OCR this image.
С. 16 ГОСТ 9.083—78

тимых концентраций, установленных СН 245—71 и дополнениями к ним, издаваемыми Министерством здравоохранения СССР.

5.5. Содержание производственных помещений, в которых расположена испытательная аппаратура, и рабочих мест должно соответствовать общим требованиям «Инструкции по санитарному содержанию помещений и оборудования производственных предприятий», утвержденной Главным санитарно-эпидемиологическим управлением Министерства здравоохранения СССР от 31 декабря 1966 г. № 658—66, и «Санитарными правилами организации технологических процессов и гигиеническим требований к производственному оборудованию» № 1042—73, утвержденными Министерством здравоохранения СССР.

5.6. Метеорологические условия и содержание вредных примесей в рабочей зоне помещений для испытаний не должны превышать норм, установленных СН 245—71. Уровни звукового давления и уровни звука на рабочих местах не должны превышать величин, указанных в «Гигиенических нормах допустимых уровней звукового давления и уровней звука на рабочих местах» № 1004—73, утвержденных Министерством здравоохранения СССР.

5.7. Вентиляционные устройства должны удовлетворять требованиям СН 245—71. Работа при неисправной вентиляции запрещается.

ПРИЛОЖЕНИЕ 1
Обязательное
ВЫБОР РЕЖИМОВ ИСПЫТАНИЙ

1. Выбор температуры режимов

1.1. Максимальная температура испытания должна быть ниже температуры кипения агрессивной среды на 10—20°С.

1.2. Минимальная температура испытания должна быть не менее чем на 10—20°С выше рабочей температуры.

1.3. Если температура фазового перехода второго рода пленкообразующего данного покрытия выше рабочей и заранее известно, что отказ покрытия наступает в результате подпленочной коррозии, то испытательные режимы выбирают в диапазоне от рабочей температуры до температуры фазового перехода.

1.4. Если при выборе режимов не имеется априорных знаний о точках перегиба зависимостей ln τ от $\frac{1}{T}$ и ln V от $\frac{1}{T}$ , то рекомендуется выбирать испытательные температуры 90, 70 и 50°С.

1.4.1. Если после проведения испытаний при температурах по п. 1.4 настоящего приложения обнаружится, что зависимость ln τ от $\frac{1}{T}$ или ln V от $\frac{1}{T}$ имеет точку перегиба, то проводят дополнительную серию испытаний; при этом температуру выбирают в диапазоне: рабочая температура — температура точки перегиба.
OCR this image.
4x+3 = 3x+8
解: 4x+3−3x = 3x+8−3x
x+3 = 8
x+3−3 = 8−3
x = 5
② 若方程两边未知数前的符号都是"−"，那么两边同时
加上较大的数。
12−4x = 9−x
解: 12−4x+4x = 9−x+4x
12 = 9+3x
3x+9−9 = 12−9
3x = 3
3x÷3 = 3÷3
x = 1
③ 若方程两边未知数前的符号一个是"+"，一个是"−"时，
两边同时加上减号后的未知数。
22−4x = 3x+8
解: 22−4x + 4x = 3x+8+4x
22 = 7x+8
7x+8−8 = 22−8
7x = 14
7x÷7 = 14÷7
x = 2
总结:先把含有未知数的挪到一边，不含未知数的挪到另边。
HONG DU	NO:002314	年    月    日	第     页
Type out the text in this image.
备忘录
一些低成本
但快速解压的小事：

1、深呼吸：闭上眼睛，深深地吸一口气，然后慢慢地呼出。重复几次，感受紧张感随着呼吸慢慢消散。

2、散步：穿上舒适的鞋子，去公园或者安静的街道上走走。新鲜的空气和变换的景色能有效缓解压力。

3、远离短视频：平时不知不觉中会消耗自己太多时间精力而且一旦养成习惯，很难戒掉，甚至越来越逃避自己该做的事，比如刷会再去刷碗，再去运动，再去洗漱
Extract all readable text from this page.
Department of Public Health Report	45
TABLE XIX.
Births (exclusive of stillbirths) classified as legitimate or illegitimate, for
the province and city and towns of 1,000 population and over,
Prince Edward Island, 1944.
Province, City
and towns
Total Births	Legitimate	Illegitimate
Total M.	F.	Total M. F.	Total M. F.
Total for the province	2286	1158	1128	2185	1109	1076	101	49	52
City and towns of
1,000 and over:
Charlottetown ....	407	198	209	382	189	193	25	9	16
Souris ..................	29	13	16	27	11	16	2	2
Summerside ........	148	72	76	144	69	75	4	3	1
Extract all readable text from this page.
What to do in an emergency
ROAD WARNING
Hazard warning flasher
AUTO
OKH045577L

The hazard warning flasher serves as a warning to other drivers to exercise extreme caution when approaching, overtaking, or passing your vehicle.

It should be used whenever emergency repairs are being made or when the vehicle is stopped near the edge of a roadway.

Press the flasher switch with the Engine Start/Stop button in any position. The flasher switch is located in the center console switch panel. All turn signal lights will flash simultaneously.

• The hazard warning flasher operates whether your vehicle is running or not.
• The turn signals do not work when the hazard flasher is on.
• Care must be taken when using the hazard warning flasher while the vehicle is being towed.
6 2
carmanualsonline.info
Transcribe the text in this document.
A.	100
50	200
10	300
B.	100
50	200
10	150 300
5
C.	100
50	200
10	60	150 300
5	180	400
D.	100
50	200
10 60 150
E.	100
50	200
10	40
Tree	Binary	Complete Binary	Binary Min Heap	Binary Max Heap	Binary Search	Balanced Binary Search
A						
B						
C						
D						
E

# # #

[Task details]:
Write down the full listing again, exactly.

[Response to the exercise]:
OCR this image.
С. 16 ГОСТ 9.083—78

тимых концентраций, установленных СН 245—71 и дополнениями к ним, издаваемыми Министерством здравоохранения СССР.

5.5. Содержание производственных помещений, в которых расположена испытательная аппаратура, и рабочих мест должно соответствовать общим требованиям «Инструкции по санитарному содержанию помещений и оборудования производственных предприятий», утвержденной Главным санитарно-эпидемиологическим управлением Министерства здравоохранения СССР от 31 декабря 1966 г. № 658—66, и «Санитарными правилами организации технологических процессов и гигиеническим требований к производственному оборудованию» № 1042—73, утвержденными Министерством здравоохранения СССР.

5.6. Метеорологические условия и содержание вредных примесей в рабочей зоне помещений для испытаний не должны превышать норм, установленных СН 245—71. Уровни звукового давления и уровни звука на рабочих местах не должны превышать величин, указанных в «Гигиенических нормах допустимых уровней звукового давления и уровней звука на рабочих местах» № 1004—73, утвержденных Министерством здравоохранения СССР.

5.7. Вентиляционные устройства должны удовлетворять требованиям СН 245—71. Работа при неисправной вентиляции запрещается.

ПРИЛОЖЕНИЕ 1
Обязательное
ВЫБОР РЕЖИМОВ ИСПЫТАНИЙ

1. Выбор температуры режимов

1.1. Максимальная температура испытания должна быть ниже температуры кипения агрессивной среды на 10—20°С.

1.2. Минимальная температура испытания должна быть не менее чем на 10—20°С выше рабочей температуры.

1.3. Если температура фазового перехода второго рода пленкообразующего данного покрытия выше рабочей и заранее известно, что отказ покрытия наступает в результате подпленочной коррозии, то испытательные режимы выбирают в диапазоне от рабочей температуры до температуры фазового перехода.

1.4. Если при выборе режимов не имеется априорных знаний о точках перегиба зависимостей ln τ от $\frac{1}{T}$ и ln V от $\frac{1}{T}$ , то рекомендуется выбирать испытательные температуры 90, 70 и 50°С.

1.4.1. Если после проведения испытаний при температурах по п. 1.4 настоящего приложения обнаружится, что зависимость ln τ от $\frac{1}{T}$ или ln V от $\frac{1}{T}$ имеет точку перегиба, то проводят дополнительную серию испытаний; при этом температуру выбирают в диапазоне: рабочая температура — температура точки перегиба.
OCR this image.
4x+3 = 3x+8
解: 4x+3−3x = 3x+8−3x
x+3 = 8
x+3−3 = 8−3
x = 5
② 若方程两边未知数前的符号都是"−"，那么两边同时
加上较大的数。
12−4x = 9−x
解: 12−4x+4x = 9−x+4x
12 = 9+3x
3x+9−9 = 12−9
3x = 3
3x÷3 = 3÷3
x = 1
③ 若方程两边未知数前的符号一个是"+"，一个是"−"时，
两边同时加上减号后的未知数。
22−4x = 3x+8
解: 22−4x + 4x = 3x+8+4x
22 = 7x+8
7x+8−8 = 22−8
7x = 14
7x÷7 = 14÷7
x = 2
总结:先把含有未知数的挪到一边，不含未知数的挪到另边。
HONG DU	NO:002314	年    月    日	第     页
Type out the text in this image.
备忘录
一些低成本
但快速解压的小事：

1、深呼吸：闭上眼睛，深深地吸一口气，然后慢慢地呼出。重复几次，感受紧张感随着呼吸慢慢消散。

2、散步：穿上舒适的鞋子，去公园或者安静的街道上走走。新鲜的空气和变换的景色能有效缓解压力。

3、远离短视频：平时不知不觉中会消耗自己太多时间精力而且一旦养成习惯，很难戒掉，甚至越来越逃避自己该做的事，比如刷会再去刷碗，再去运动，再去洗漱
Extract all readable text from this page.
Department of Public Health Report	45
TABLE XIX.
Births (exclusive of stillbirths) classified as legitimate or illegitimate, for
the province and city and towns of 1,000 population and over,
Prince Edward Island, 1944.
Province, City
and towns
Total Births	Legitimate	Illegitimate
Total M.	F.	Total M. F.	Total M. F.
Total for the province	2286	1158	1128	2185	1109	1076	101	49	52
City and towns of
1,000 and over:
Charlottetown ....	407	198	209	382	189	193	25	9	16
Souris ..................	29	13	16	27	11	16	2	2
Summerside ........	148	72	76	144	69	75	4	3	1
Extract all readable text from this page.
What to do in an emergency
ROAD WARNING
Hazard warning flasher
AUTO
OKH045577L

The hazard warning flasher serves as a warning to other drivers to exercise extreme caution when approaching, overtaking, or passing your vehicle.

It should be used whenever emergency repairs are being made or when the vehicle is stopped near the edge of a roadway.

Press the flasher switch with the Engine Start/Stop button in any position. The flasher switch is located in the center console switch panel. All turn signal lights will flash simultaneously.

• The hazard warning flasher operates whether your vehicle is running or not.
• The turn signals do not work when the hazard flasher is on.
• Care must be taken when using the hazard warning flasher while the vehicle is being towed.
6 2
carmanualsonline.info
Transcribe the text in this document.
A.	100
50	200
10	300
B.	100
50	200
10	150 300
5
C.	100
50	200
10	60	150 300
5	180	400
D.	100
50	200
10 60 150
E.	100
50	200
10	40
Tree	Binary	Complete Binary	Binary Min Heap	Binary Max Heap	Binary Search	Balanced Binary Search
A						
B						
C						
D						
E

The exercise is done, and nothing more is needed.